Exercise directions -> For the copy, please give all of the data again exactly and leave the pictures out.

Excerpted records ->
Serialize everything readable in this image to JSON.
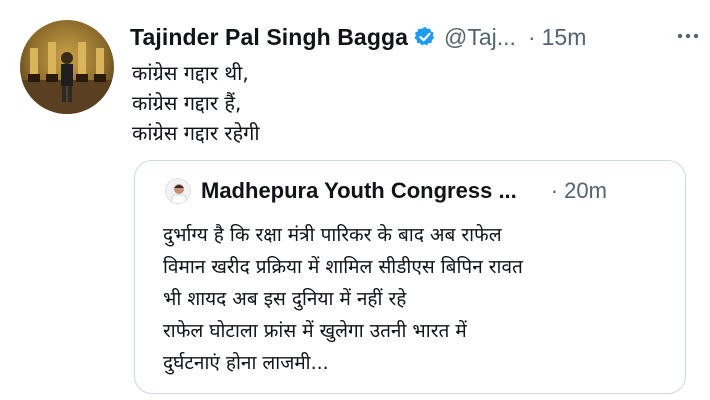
{
  "tweet": {
    "author_name": "Tajinder Pal Singh Bagga",
    "handle": "@Taj...",
    "separator": "·",
    "time": "15m",
    "verified_color": "#1d9bf0",
    "lines": [
      "कांग्रेस गद्दार थी,",
      "कांग्रेस गद्दार हैं,",
      "कांग्रेस गद्दार रहेगी"
    ]
  },
  "quoted_tweet": {
    "author_name": "Madhepura Youth Congress ...",
    "separator": "·",
    "time": "20m",
    "lines": [
      "दुर्भाग्य है कि रक्षा मंत्री पारिकर के बाद अब राफेल",
      "विमान खरीद प्रक्रिया में शामिल सीडीएस बिपिन रावत",
      "भी शायद अब इस दुनिया में नहीं रहे",
      "राफेल घोटाला फ्रांस में खुलेगा उतनी भारत में",
      "दुर्घटनाएं होना लाजमी..."
    ]
  },
  "icons": {
    "verified": "verified-badge-icon",
    "more": "more-options-icon"
  }
}
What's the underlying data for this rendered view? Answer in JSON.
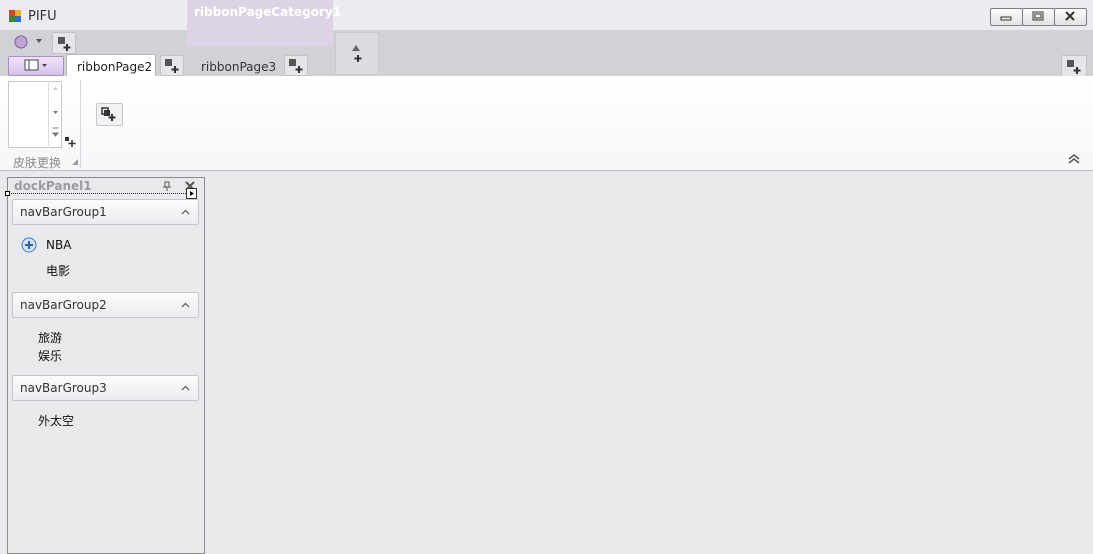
{
  "window": {
    "title": "PIFU"
  },
  "ribbon": {
    "category": "ribbonPageCategory1",
    "tabs": [
      {
        "label": "ribbonPage2",
        "selected": true
      },
      {
        "label": "ribbonPage3",
        "selected": false
      }
    ],
    "group": {
      "caption": "皮肤更换"
    }
  },
  "dock": {
    "caption": "dockPanel1",
    "groups": [
      {
        "label": "navBarGroup1",
        "items": [
          "NBA",
          "电影"
        ]
      },
      {
        "label": "navBarGroup2",
        "items": [
          "旅游",
          "娱乐"
        ]
      },
      {
        "label": "navBarGroup3",
        "items": [
          "外太空"
        ]
      }
    ]
  },
  "icons": {
    "app": "app-icon",
    "add": "add-item-icon",
    "nav_item": "plus-circle-icon"
  },
  "colors": {
    "accent": "#7d5aa8",
    "contextual": "#dcd3e6"
  }
}
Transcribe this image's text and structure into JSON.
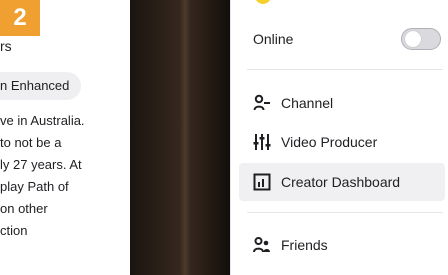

Finished answer ->
Serialize everything readable in this image to JSON.
{
  "tweet": {
    "author_name": "Tajinder Pal Singh Bagga",
    "handle": "@Taj...",
    "separator": "·",
    "time": "15m",
    "verified_color": "#1d9bf0",
    "lines": [
      "कांग्रेस गद्दार थी,",
      "कांग्रेस गद्दार हैं,",
      "कांग्रेस गद्दार रहेगी"
    ]
  },
  "quoted_tweet": {
    "author_name": "Madhepura Youth Congress ...",
    "separator": "·",
    "time": "20m",
    "lines": [
      "दुर्भाग्य है कि रक्षा मंत्री पारिकर के बाद अब राफेल",
      "विमान खरीद प्रक्रिया में शामिल सीडीएस बिपिन रावत",
      "भी शायद अब इस दुनिया में नहीं रहे",
      "राफेल घोटाला फ्रांस में खुलेगा उतनी भारत में",
      "दुर्घटनाएं होना लाजमी..."
    ]
  },
  "icons": {
    "verified": "verified-badge-icon",
    "more": "more-options-icon"
  }
}
What's the underlying data for this rendered view? Answer in JSON.
{
  "window": {
    "title": "PIFU"
  },
  "ribbon": {
    "category": "ribbonPageCategory1",
    "tabs": [
      {
        "label": "ribbonPage2",
        "selected": true
      },
      {
        "label": "ribbonPage3",
        "selected": false
      }
    ],
    "group": {
      "caption": "皮肤更换"
    }
  },
  "dock": {
    "caption": "dockPanel1",
    "groups": [
      {
        "label": "navBarGroup1",
        "items": [
          "NBA",
          "电影"
        ]
      },
      {
        "label": "navBarGroup2",
        "items": [
          "旅游",
          "娱乐"
        ]
      },
      {
        "label": "navBarGroup3",
        "items": [
          "外太空"
        ]
      }
    ]
  },
  "icons": {
    "app": "app-icon",
    "add": "add-item-icon",
    "nav_item": "plus-circle-icon"
  },
  "colors": {
    "accent": "#7d5aa8",
    "contextual": "#dcd3e6"
  }
}
Transcribe this image's text and structure into JSON.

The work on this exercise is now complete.